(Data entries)

▬▬▬▬▬▬

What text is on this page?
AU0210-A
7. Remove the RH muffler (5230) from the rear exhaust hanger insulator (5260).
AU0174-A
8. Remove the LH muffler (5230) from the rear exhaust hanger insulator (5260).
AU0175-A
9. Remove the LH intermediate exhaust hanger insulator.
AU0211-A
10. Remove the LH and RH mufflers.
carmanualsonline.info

▬▬▬▬▬▬

* _TASK TO CARRY OUT_
Copy and report every line where the word "hanger" is present.

* _COMPLETE ANSWER_
7. Remove the RH muffler (5230) from the rear exhaust hanger insulator (5260).
8. Remove the LH muffler (5230) from the rear exhaust hanger insulator (5260).
9. Remove the LH intermediate exhaust hanger insulator.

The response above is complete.